**Given instruction**
Please copy out every line of the records below, character for character, with nothing added or changed.

%%

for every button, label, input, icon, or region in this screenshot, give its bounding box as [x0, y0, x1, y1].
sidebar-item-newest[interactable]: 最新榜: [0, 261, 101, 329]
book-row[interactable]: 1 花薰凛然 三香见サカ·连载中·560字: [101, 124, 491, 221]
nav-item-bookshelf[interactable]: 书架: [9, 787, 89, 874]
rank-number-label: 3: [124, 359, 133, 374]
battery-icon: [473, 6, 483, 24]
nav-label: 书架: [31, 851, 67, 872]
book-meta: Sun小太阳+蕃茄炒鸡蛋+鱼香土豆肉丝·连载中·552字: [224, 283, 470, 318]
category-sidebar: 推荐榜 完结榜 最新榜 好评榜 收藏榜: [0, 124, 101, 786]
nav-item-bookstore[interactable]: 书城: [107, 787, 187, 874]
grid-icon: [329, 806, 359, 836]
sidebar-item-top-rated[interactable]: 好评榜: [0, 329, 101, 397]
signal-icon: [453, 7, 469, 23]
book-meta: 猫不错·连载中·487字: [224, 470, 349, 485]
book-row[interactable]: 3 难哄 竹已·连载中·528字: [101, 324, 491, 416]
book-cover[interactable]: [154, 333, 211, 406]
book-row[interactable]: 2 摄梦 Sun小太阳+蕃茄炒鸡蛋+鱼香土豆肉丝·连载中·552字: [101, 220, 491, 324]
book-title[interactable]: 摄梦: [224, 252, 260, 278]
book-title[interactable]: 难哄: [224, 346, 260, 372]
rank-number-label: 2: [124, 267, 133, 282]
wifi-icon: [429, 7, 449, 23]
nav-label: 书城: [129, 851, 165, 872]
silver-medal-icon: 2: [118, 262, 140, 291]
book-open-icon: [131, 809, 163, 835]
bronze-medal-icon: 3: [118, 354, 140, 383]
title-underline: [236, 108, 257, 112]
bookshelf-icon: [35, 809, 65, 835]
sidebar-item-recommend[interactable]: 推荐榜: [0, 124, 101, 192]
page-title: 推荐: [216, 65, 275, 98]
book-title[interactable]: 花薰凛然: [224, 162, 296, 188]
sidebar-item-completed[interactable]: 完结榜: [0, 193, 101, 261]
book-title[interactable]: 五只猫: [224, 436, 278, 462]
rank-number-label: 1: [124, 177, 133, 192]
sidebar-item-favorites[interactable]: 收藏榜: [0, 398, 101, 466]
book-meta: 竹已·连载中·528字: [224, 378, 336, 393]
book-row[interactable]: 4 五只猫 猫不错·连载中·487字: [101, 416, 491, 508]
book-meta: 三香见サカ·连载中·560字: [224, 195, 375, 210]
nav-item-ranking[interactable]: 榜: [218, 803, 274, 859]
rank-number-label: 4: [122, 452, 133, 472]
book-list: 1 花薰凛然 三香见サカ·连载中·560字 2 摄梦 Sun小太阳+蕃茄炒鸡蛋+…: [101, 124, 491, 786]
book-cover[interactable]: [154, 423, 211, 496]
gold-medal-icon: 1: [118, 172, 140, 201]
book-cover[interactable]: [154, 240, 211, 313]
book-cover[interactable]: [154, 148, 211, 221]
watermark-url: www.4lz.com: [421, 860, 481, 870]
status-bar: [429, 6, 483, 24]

%%

**Worked solution**
for every button, label, input, icon, or region in this screenshot, give its bounding box as [x0, y0, x1, y1].
sidebar-item-newest[interactable]: 最新榜: [0, 261, 101, 329]
book-row[interactable]: 1 花薰凛然 三香见サカ·连载中·560字: [101, 124, 491, 221]
nav-item-bookshelf[interactable]: 书架: [9, 787, 89, 874]
rank-number-label: 3: [124, 359, 133, 374]
battery-icon: [473, 6, 483, 24]
nav-label: 书架: [31, 851, 67, 872]
book-meta: Sun小太阳+蕃茄炒鸡蛋+鱼香土豆肉丝·连载中·552字: [224, 283, 470, 318]
category-sidebar: 推荐榜 完结榜 最新榜 好评榜 收藏榜: [0, 124, 101, 786]
nav-item-bookstore[interactable]: 书城: [107, 787, 187, 874]
grid-icon: [329, 806, 359, 836]
sidebar-item-top-rated[interactable]: 好评榜: [0, 329, 101, 397]
signal-icon: [453, 7, 469, 23]
book-meta: 猫不错·连载中·487字: [224, 470, 349, 485]
book-row[interactable]: 3 难哄 竹已·连载中·528字: [101, 324, 491, 416]
book-cover[interactable]: [154, 333, 211, 406]
book-row[interactable]: 2 摄梦 Sun小太阳+蕃茄炒鸡蛋+鱼香土豆肉丝·连载中·552字: [101, 220, 491, 324]
book-title[interactable]: 摄梦: [224, 252, 260, 278]
book-title[interactable]: 难哄: [224, 346, 260, 372]
rank-number-label: 2: [124, 267, 133, 282]
wifi-icon: [429, 7, 449, 23]
nav-label: 书城: [129, 851, 165, 872]
silver-medal-icon: 2: [118, 262, 140, 291]
book-open-icon: [131, 809, 163, 835]
bronze-medal-icon: 3: [118, 354, 140, 383]
title-underline: [236, 108, 257, 112]
bookshelf-icon: [35, 809, 65, 835]
sidebar-item-recommend[interactable]: 推荐榜: [0, 124, 101, 192]
page-title: 推荐: [216, 65, 275, 98]
book-title[interactable]: 花薰凛然: [224, 162, 296, 188]
sidebar-item-completed[interactable]: 完结榜: [0, 193, 101, 261]
book-title[interactable]: 五只猫: [224, 436, 278, 462]
rank-number-label: 1: [124, 177, 133, 192]
sidebar-item-favorites[interactable]: 收藏榜: [0, 398, 101, 466]
book-meta: 竹已·连载中·528字: [224, 378, 336, 393]
book-row[interactable]: 4 五只猫 猫不错·连载中·487字: [101, 416, 491, 508]
book-meta: 三香见サカ·连载中·560字: [224, 195, 375, 210]
nav-item-ranking[interactable]: 榜: [218, 803, 274, 859]
rank-number-label: 4: [122, 452, 133, 472]
book-list: 1 花薰凛然 三香见サカ·连载中·560字 2 摄梦 Sun小太阳+蕃茄炒鸡蛋+…: [101, 124, 491, 786]
book-cover[interactable]: [154, 423, 211, 496]
gold-medal-icon: 1: [118, 172, 140, 201]
book-cover[interactable]: [154, 240, 211, 313]
book-cover[interactable]: [154, 148, 211, 221]
watermark-url: www.4lz.com: [421, 860, 481, 870]
status-bar: [429, 6, 483, 24]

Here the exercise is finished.